_Excerpted passage_
# # # # # # #

This is a workshop designed for people who are not testers and perhaps never wanted to be testers. (Although testers are welcome too!) Nevertheless, here you are, trying to create a good product for paying customers, and that means you need to look for bugs. This requires a certain mindset and skillset which most people have not practiced since they were children: an irreverent, critical way of thinking, rather than a constructive one. To develop software you must be positive; you must believe in quality. But to test software well, you must believe in the opposite of quality: failure, trouble, mistakes, unwelcome surprises. It’s a way of thinking that cannot be directly reconciled with development, and yet, unless you do, your development process will be reckless and irresponsible.

It is not about creating test cases– although that is a common side-effect of testing. Instead, it’s about exploring and reasoning about potential risk, which leads to experiments designed specifically to probe those risks. Some of the topics we will cover are:

  • First, How to Think Like an Analyst (Working with Models and Heuristics)
  • How Testing is Different from Generic Analysis
  • Managing Critical Distance
  • The Round Earth Approach to Test Strategy (Instead of the “Testing Pyramid”)

# # # # # # #

_Stated exercise_
Answer these questions using the workshop description.
(a) Who is the workshop designed for?
(b) To test software well, what must you believe in?
(c) Which approach to test strategy is listed instead of the "Testing Pyramid"?

Stored data
# # # # # # #

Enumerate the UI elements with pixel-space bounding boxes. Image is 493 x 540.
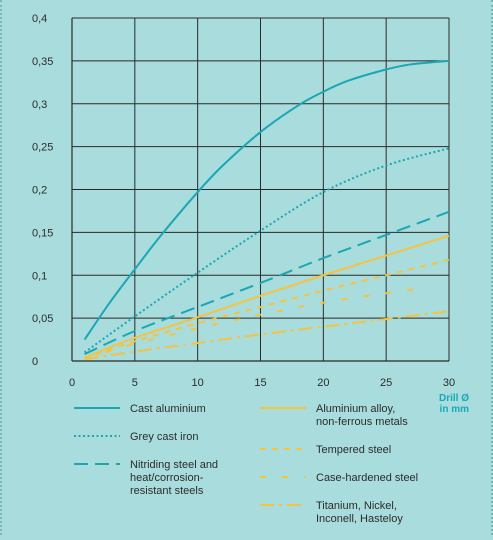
legend-label-5: Case-hardened steel (316, 472, 418, 484)
axes (71, 18, 449, 362)
grid-lines (71, 17, 450, 362)
x-tick-label: 20 (317, 377, 329, 389)
x-tick-label: 5 (132, 377, 138, 389)
series-line-5 (84, 287, 425, 360)
legend: Cast aluminium Grey cast iron Nitriding st… (74, 403, 418, 525)
series-line-4 (84, 258, 450, 360)
x-tick-label: 30 (443, 377, 455, 389)
series-line-1 (83, 147, 450, 354)
legend-label-3: Aluminium alloy, non-ferrous metals (316, 403, 408, 428)
x-tick-label: 15 (254, 377, 266, 389)
legend-label-1: Grey cast iron (130, 431, 198, 443)
x-tick-label: 25 (380, 377, 392, 389)
y-tick-label: 0,05 (32, 313, 53, 325)
series-lines (83, 59, 450, 361)
y-tick-label: 0,35 (32, 56, 53, 68)
legend-label-6: Titanium, Nickel, Inconell, Hasteloy (316, 500, 403, 525)
y-tick-label: 0,25 (32, 142, 53, 154)
y-tick-label: 0,2 (32, 185, 47, 197)
y-tick-label: 0,3 (32, 99, 47, 111)
series-line-0 (83, 59, 450, 341)
x-tick-label: 10 (192, 377, 204, 389)
legend-label-4: Tempered steel (316, 444, 391, 456)
series-line-3 (84, 234, 450, 359)
legend-label-0: Cast aluminium (130, 403, 206, 415)
tick-labels: 0 0,05 0,1 0,15 0,2 0,25 0,3 0,35 0,4 0 5 10 15 20 25 3… (32, 13, 469, 415)
legend-label-2: Nitriding steel and heat/corrosion-resist… (130, 459, 218, 497)
y-tick-label: 0,15 (32, 227, 53, 239)
series-line-6 (84, 310, 450, 361)
y-tick-label: 0,1 (32, 270, 47, 282)
x-tick-label: 0 (69, 377, 75, 389)
y-tick-label: 0,4 (32, 13, 47, 25)
y-tick-label: 0 (32, 356, 38, 368)
series-line-2 (84, 210, 450, 356)
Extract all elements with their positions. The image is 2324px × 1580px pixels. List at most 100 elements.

# # # # # # #

_Written answer_
(a) People who are not testers and perhaps never wanted to be testers, though testers are welcome too.
(b) The opposite of quality: failure, trouble, mistakes, and unwelcome surprises.
(c) The Round Earth Approach.